> [SET EXERCISE]
Search the material for the string "JSON" and copy each line where it occurs.

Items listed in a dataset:
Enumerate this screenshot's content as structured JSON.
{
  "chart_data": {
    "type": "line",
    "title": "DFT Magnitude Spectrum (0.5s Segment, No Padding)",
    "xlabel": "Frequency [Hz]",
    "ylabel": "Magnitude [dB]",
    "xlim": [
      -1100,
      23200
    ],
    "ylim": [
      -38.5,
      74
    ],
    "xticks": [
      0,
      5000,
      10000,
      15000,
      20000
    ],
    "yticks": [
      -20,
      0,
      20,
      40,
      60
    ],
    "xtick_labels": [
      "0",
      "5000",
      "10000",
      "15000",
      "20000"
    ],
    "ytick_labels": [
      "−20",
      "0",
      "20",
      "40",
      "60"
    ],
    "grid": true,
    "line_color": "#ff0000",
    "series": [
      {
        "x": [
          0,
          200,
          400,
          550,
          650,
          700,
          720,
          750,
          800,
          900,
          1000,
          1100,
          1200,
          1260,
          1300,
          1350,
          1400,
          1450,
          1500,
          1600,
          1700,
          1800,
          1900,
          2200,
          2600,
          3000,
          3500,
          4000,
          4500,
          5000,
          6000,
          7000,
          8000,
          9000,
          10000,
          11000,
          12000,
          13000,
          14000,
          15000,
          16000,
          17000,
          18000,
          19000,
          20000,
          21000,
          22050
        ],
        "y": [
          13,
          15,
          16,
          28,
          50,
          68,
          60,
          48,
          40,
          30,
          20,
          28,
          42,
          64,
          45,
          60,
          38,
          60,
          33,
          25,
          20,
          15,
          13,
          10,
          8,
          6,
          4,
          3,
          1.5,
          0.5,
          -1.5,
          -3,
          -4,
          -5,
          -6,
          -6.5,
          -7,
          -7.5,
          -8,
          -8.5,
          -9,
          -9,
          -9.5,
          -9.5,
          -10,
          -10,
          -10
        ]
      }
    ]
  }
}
==
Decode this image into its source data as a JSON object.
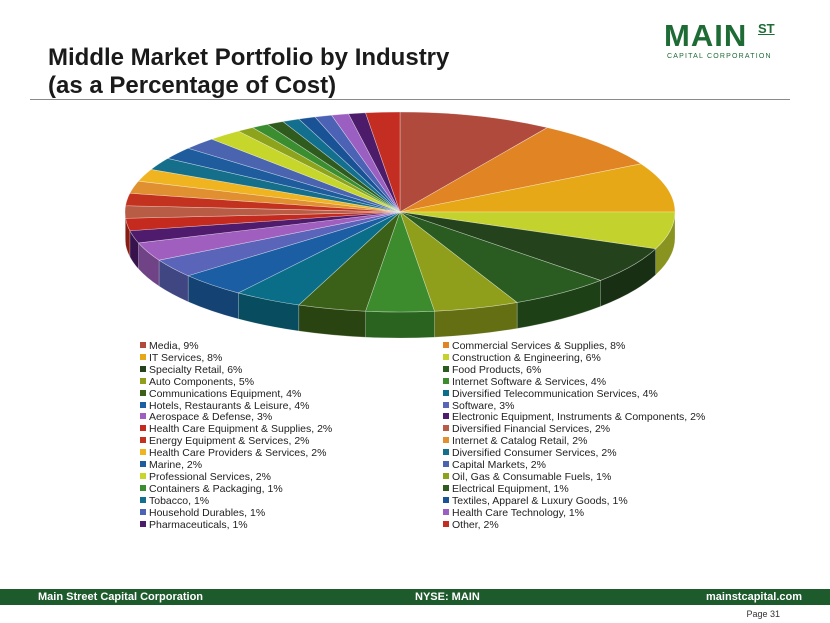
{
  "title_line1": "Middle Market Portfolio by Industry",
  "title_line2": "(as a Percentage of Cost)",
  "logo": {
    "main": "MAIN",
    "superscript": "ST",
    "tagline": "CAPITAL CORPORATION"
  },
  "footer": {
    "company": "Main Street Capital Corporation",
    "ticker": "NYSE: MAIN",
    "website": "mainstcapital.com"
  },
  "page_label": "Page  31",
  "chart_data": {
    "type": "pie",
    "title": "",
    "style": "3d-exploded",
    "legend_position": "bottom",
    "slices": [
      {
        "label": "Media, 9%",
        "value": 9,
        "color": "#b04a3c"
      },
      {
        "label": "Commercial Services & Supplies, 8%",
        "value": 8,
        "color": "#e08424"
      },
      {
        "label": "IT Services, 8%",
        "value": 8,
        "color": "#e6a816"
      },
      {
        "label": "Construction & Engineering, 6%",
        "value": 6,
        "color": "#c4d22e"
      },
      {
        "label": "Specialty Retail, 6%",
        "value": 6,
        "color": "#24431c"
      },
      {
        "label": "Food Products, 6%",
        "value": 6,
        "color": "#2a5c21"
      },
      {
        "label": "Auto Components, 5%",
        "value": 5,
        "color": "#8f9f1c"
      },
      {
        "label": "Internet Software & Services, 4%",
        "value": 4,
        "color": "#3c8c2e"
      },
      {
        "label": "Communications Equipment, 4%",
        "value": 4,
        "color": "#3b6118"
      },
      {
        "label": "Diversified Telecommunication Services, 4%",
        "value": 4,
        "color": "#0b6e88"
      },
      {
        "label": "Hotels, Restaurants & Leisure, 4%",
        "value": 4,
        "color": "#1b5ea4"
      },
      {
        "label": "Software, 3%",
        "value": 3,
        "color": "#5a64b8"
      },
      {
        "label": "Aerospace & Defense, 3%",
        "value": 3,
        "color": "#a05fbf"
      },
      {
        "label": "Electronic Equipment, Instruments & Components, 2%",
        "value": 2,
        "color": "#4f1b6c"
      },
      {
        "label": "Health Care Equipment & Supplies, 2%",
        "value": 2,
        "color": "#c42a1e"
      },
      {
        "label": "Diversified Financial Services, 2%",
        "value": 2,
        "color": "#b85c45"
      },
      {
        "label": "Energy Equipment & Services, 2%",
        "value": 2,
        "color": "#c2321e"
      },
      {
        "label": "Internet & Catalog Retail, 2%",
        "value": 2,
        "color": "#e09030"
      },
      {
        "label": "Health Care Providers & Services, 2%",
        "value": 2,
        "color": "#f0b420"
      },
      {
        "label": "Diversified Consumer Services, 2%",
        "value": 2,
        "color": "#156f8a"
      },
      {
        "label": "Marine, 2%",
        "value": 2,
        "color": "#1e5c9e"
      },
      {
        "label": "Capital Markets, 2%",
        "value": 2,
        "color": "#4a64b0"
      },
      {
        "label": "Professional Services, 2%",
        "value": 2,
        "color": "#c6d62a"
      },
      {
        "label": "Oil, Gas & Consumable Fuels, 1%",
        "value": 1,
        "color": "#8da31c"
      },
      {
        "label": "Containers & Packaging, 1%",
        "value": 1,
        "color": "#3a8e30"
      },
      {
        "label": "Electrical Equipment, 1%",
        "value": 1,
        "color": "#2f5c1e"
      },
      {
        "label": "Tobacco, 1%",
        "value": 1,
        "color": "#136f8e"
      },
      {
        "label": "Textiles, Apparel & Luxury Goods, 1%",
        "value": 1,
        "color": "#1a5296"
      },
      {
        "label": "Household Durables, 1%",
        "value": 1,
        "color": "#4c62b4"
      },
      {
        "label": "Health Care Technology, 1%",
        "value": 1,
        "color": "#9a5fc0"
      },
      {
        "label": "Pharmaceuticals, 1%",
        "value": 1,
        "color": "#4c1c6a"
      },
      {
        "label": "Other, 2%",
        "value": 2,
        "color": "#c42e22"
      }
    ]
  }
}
--
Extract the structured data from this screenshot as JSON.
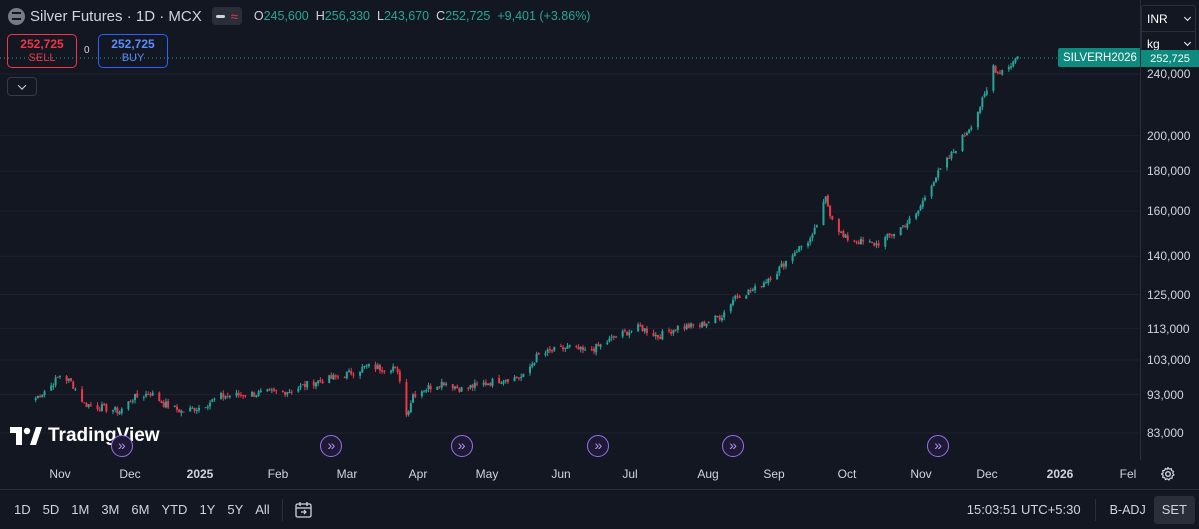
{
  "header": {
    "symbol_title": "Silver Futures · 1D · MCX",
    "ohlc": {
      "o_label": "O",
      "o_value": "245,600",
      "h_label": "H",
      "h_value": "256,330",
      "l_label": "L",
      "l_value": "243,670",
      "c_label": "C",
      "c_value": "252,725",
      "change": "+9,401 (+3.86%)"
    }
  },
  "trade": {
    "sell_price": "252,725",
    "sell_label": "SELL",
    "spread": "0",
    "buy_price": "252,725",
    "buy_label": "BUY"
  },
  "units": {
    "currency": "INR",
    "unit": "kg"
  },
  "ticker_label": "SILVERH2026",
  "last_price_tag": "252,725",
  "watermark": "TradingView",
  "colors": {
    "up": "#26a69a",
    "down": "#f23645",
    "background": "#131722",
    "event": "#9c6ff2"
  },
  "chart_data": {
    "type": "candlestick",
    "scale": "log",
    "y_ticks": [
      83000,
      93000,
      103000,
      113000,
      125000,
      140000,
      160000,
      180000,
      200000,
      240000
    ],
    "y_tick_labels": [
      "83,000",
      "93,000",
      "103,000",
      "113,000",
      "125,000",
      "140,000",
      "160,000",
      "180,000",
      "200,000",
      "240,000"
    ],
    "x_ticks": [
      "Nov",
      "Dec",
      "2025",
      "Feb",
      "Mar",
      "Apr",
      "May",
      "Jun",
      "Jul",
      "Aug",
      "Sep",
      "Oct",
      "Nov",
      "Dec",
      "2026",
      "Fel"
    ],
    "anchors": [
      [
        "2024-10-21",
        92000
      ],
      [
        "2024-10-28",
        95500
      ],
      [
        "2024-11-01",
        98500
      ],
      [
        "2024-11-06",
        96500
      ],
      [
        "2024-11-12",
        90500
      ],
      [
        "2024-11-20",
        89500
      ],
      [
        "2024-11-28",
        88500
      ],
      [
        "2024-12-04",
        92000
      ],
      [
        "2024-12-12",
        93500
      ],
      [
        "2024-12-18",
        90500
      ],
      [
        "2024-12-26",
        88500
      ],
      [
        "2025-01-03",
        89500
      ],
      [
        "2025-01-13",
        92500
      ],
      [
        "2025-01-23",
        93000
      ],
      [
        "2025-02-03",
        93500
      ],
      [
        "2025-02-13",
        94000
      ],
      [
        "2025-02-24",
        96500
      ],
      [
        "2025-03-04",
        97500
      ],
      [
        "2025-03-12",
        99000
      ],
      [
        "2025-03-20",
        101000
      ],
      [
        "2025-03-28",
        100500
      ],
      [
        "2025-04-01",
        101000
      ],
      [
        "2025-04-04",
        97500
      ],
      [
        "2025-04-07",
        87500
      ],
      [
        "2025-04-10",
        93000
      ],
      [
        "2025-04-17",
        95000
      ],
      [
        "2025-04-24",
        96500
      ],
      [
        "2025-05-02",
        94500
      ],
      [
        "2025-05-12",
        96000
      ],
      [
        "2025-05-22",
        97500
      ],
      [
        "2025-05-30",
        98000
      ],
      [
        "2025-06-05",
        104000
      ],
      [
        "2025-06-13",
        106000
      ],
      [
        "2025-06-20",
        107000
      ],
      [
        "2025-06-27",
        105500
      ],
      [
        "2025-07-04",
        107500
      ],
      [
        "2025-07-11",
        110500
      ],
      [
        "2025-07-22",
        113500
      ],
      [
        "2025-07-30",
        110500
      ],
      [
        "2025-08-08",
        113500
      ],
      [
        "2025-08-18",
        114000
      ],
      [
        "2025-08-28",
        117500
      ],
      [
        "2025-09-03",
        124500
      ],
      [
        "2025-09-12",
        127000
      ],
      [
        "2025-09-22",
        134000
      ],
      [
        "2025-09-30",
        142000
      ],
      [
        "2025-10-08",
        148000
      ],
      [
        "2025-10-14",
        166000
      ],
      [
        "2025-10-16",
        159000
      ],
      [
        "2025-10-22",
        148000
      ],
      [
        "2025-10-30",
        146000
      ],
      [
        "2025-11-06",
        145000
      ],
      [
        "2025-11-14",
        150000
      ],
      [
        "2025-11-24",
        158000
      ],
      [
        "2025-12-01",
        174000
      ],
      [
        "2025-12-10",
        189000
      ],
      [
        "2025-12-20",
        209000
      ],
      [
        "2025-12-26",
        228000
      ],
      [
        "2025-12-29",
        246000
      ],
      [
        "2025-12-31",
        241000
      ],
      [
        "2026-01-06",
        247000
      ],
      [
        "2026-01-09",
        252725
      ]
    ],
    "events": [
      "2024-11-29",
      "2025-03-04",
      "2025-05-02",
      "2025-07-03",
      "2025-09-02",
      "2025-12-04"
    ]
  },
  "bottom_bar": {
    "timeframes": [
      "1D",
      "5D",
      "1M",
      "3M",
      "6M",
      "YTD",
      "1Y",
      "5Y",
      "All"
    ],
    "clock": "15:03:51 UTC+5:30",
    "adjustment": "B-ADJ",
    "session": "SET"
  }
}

> [IN RESPONSE]
Enumerate this screenshot's content as structured JSON.
Decode this image into its source data as a JSON object.
Extract the structured data from this screenshot as JSON.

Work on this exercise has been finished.